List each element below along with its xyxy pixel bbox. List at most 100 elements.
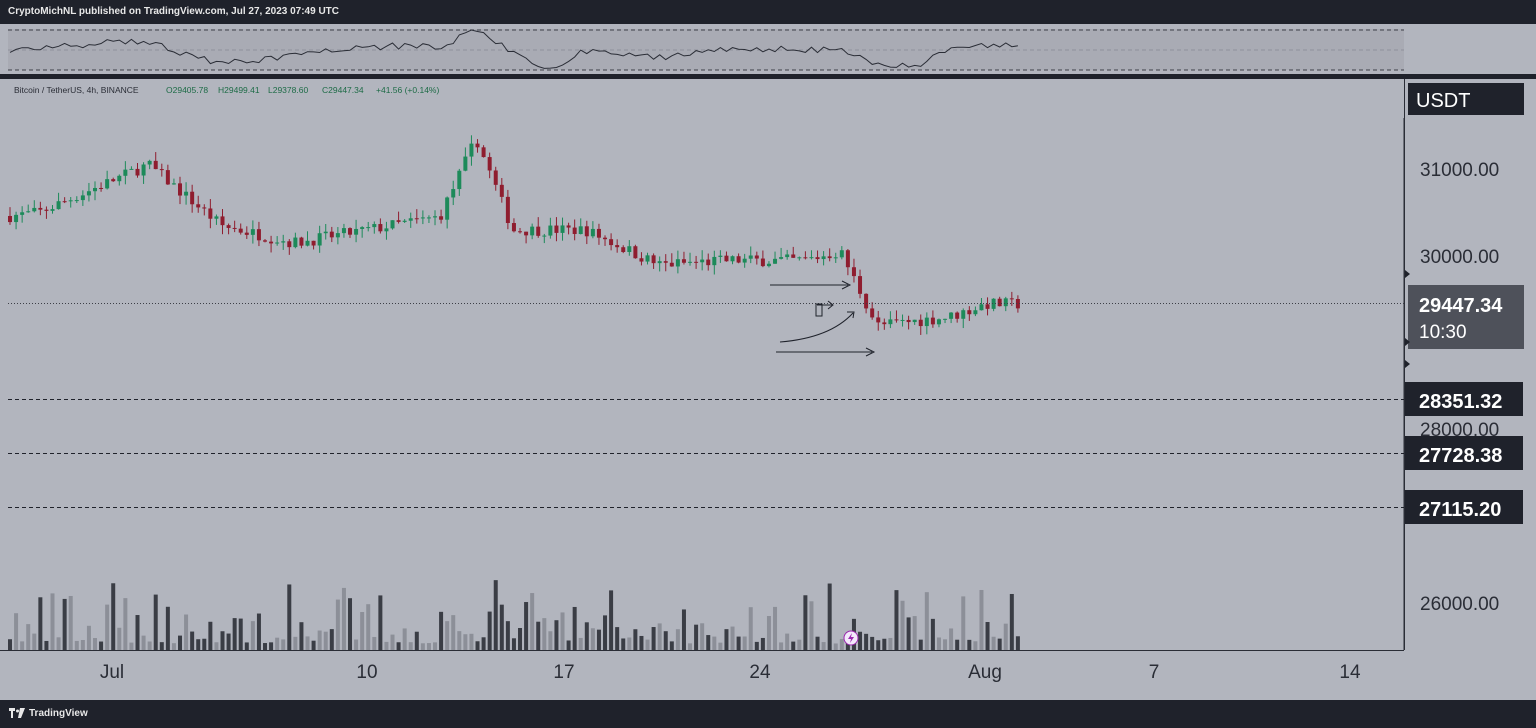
volume-bar <box>615 627 620 650</box>
candle <box>961 308 966 329</box>
candle <box>384 221 389 240</box>
volume-bar <box>147 641 152 650</box>
volume-bar <box>797 639 802 650</box>
candle-body <box>8 215 12 223</box>
candle-body <box>906 319 911 323</box>
candle-body <box>184 191 189 196</box>
volume-bar <box>499 604 504 650</box>
volume-bar <box>724 629 729 650</box>
candle-body <box>754 255 759 259</box>
time-tick-10: 10 <box>356 662 377 683</box>
volume-bar <box>445 621 450 650</box>
candle-body <box>554 225 559 233</box>
candle <box>463 147 468 172</box>
volume-bar <box>596 629 601 650</box>
volume-bar <box>1003 623 1008 650</box>
candle <box>305 231 310 247</box>
volume-bar <box>8 639 12 650</box>
candle-body <box>469 143 474 157</box>
volume-bar <box>123 598 128 650</box>
candle-body <box>718 255 723 257</box>
candle <box>281 234 286 250</box>
candle-body <box>590 228 595 237</box>
volume-bar <box>32 633 37 650</box>
candle-body <box>663 261 668 263</box>
volume-bar <box>451 615 456 650</box>
candle-body <box>949 312 954 319</box>
candle <box>991 298 996 312</box>
candle <box>584 220 589 245</box>
candle <box>669 253 674 267</box>
volume-bar <box>165 606 170 650</box>
candle <box>633 244 638 259</box>
volume-bar <box>269 642 274 650</box>
volume-bar <box>894 590 899 650</box>
candle-body <box>329 231 334 238</box>
volume-bar <box>487 611 492 650</box>
candle-body <box>773 258 778 264</box>
candle-body <box>864 293 869 309</box>
level-badge-2 <box>1405 436 1523 470</box>
level-badge-1 <box>1405 382 1523 416</box>
candle-body <box>402 220 407 222</box>
candle-body <box>991 298 996 309</box>
volume-bar <box>785 633 790 650</box>
candle <box>287 239 292 255</box>
volume-bar <box>663 631 668 650</box>
volume-bar <box>912 616 917 650</box>
time-tick-aug: Aug <box>968 662 1002 683</box>
candle-body <box>870 308 875 318</box>
candle <box>317 225 322 253</box>
candle-body <box>171 183 176 185</box>
candle-body <box>32 207 37 212</box>
volume-bar <box>299 622 304 650</box>
volume-bar <box>833 643 838 650</box>
volume-bar <box>712 636 717 650</box>
candle-body <box>117 175 122 182</box>
volume-bar <box>572 606 577 650</box>
ohlc-change: +41.56 (+0.14%) <box>376 85 439 95</box>
candle-body <box>930 317 935 325</box>
candle-body <box>14 214 19 223</box>
candle-body <box>62 201 67 203</box>
currency-badge[interactable] <box>1408 83 1524 115</box>
candle <box>712 250 717 275</box>
candle-body <box>639 258 644 262</box>
level-label-1: 28351.32 <box>1419 391 1502 413</box>
volume-bar <box>560 612 565 650</box>
candle-body <box>317 233 322 246</box>
candle <box>785 249 790 260</box>
candle <box>44 206 49 219</box>
candle <box>949 312 954 324</box>
candle-body <box>621 247 626 253</box>
candle <box>50 205 55 214</box>
volume-bar <box>943 639 948 650</box>
candle <box>912 319 917 325</box>
chart-area[interactable]: Bitcoin / TetherUS, 4h, BINANCE O29405.7… <box>0 24 1536 700</box>
candle <box>894 310 899 323</box>
price-tick-28000: 28000.00 <box>1420 420 1499 441</box>
candle <box>93 181 98 201</box>
volume-bar <box>700 623 705 650</box>
candle-body <box>858 276 863 294</box>
drawing-annotations[interactable] <box>770 280 876 357</box>
candle <box>882 318 887 330</box>
candle <box>263 239 268 243</box>
candle-body <box>232 227 237 229</box>
candle-body <box>627 246 632 253</box>
candle <box>250 220 255 244</box>
candle <box>791 246 796 258</box>
candle <box>943 318 948 324</box>
candle-body <box>633 246 638 259</box>
volume-bar <box>220 631 225 650</box>
candle <box>566 222 571 235</box>
alert-icon[interactable] <box>843 630 859 646</box>
candle <box>335 227 340 245</box>
candle <box>457 168 462 196</box>
candle-body <box>505 196 510 224</box>
candle-body <box>487 157 492 171</box>
candle-body <box>724 255 729 262</box>
candle <box>779 247 784 260</box>
candle-body <box>305 240 310 246</box>
candle-body <box>1015 298 1020 309</box>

> **WHAT IS BEING ASKED**: Recast every line of the item above as a JSON list of strings, one string per line, skipping blank lines and leaving out the picture.

> **RESULT**:
[
  "List each element below along with its xyxy pixel bbox. List at most 100 elements.",
  "volume-bar <box>615 627 620 650</box>",
  "candle <box>961 308 966 329</box>",
  "candle <box>384 221 389 240</box>",
  "volume-bar <box>147 641 152 650</box>",
  "volume-bar <box>797 639 802 650</box>",
  "candle-body <box>8 215 12 223</box>",
  "candle-body <box>906 319 911 323</box>",
  "candle-body <box>184 191 189 196</box>",
  "volume-bar <box>499 604 504 650</box>",
  "volume-bar <box>724 629 729 650</box>",
  "candle-body <box>754 255 759 259</box>",
  "time-tick-10: 10 <box>356 662 377 683</box>",
  "volume-bar <box>445 621 450 650</box>",
  "candle-body <box>554 225 559 233</box>",
  "candle <box>463 147 468 172</box>",
  "volume-bar <box>596 629 601 650</box>",
  "volume-bar <box>1003 623 1008 650</box>",
  "candle <box>305 231 310 247</box>",
  "volume-bar <box>8 639 12 650</box>",
  "candle-body <box>469 143 474 157</box>",
  "volume-bar <box>123 598 128 650</box>",
  "candle-body <box>718 255 723 257</box>",
  "candle <box>281 234 286 250</box>",
  "candle-body <box>590 228 595 237</box>",
  "volume-bar <box>32 633 37 650</box>",
  "candle-body <box>663 261 668 263</box>",
  "volume-bar <box>451 615 456 650</box>",
  "candle-body <box>949 312 954 319</box>",
  "candle <box>991 298 996 312</box>",
  "candle <box>584 220 589 245</box>",
  "candle <box>669 253 674 267</box>",
  "volume-bar <box>165 606 170 650</box>",
  "candle <box>633 244 638 259</box>",
  "volume-bar <box>269 642 274 650</box>",
  "volume-bar <box>894 590 899 650</box>",
  "candle-body <box>329 231 334 238</box>",
  "volume-bar <box>487 611 492 650</box>",
  "candle-body <box>773 258 778 264</box>",
  "candle-body <box>864 293 869 309</box>",
  "level-badge-2 <box>1405 436 1523 470</box>",
  "level-badge-1 <box>1405 382 1523 416</box>",
  "candle-body <box>402 220 407 222</box>",
  "candle-body <box>991 298 996 309</box>",
  "volume-bar <box>785 633 790 650</box>",
  "candle <box>287 239 292 255</box>",
  "volume-bar <box>663 631 668 650</box>",
  "volume-bar <box>912 616 917 650</box>",
  "time-tick-aug: Aug <box>968 662 1002 683</box>",
  "candle-body <box>870 308 875 318</box>",
  "candle <box>317 225 322 253</box>",
  "candle-body <box>171 183 176 185</box>",
  "candle-body <box>32 207 37 212</box>",
  "volume-bar <box>299 622 304 650</box>",
  "volume-bar <box>833 643 838 650</box>",
  "volume-bar <box>712 636 717 650</box>",
  "candle-body <box>117 175 122 182</box>",
  "volume-bar <box>572 606 577 650</box>",
  "ohlc-change: +41.56 (+0.14%) <box>376 85 439 95</box>",
  "candle-body <box>930 317 935 325</box>",
  "candle-body <box>14 214 19 223</box>",
  "candle-body <box>62 201 67 203</box>",
  "currency-badge[interactable] <box>1408 83 1524 115</box>",
  "candle <box>712 250 717 275</box>",
  "candle-body <box>639 258 644 262</box>",
  "level-label-1: 28351.32 <box>1419 391 1502 413</box>",
  "volume-bar <box>560 612 565 650</box>",
  "candle-body <box>317 233 322 246</box>",
  "candle <box>785 249 790 260</box>",
  "candle <box>44 206 49 219</box>",
  "candle <box>949 312 954 324</box>",
  "candle-body <box>621 247 626 253</box>",
  "candle <box>50 205 55 214</box>",
  "volume-bar <box>943 639 948 650</box>",
  "candle <box>912 319 917 325</box>",
  "chart-area[interactable]: Bitcoin / TetherUS, 4h, BINANCE O29405.7… <box>0 24 1536 700</box>",
  "candle <box>894 310 899 323</box>",
  "price-tick-28000: 28000.00 <box>1420 420 1499 441</box>",
  "candle <box>93 181 98 201</box>",
  "volume-bar <box>700 623 705 650</box>",
  "candle-body <box>858 276 863 294</box>",
  "drawing-annotations[interactable] <box>770 280 876 357</box>",
  "candle <box>882 318 887 330</box>",
  "candle <box>263 239 268 243</box>",
  "candle-body <box>232 227 237 229</box>",
  "candle-body <box>627 246 632 253</box>",
  "candle <box>250 220 255 244</box>",
  "candle <box>791 246 796 258</box>",
  "candle <box>943 318 948 324</box>",
  "candle-body <box>633 246 638 259</box>",
  "volume-bar <box>220 631 225 650</box>",
  "candle <box>566 222 571 235</box>",
  "alert-icon[interactable] <box>843 630 859 646</box>",
  "candle <box>335 227 340 245</box>",
  "candle <box>457 168 462 196</box>",
  "candle-body <box>505 196 510 224</box>",
  "candle-body <box>487 157 492 171</box>",
  "candle-body <box>724 255 729 262</box>",
  "candle <box>779 247 784 260</box>",
  "candle-body <box>305 240 310 246</box>",
  "candle-body <box>1015 298 1020 309</box>"
]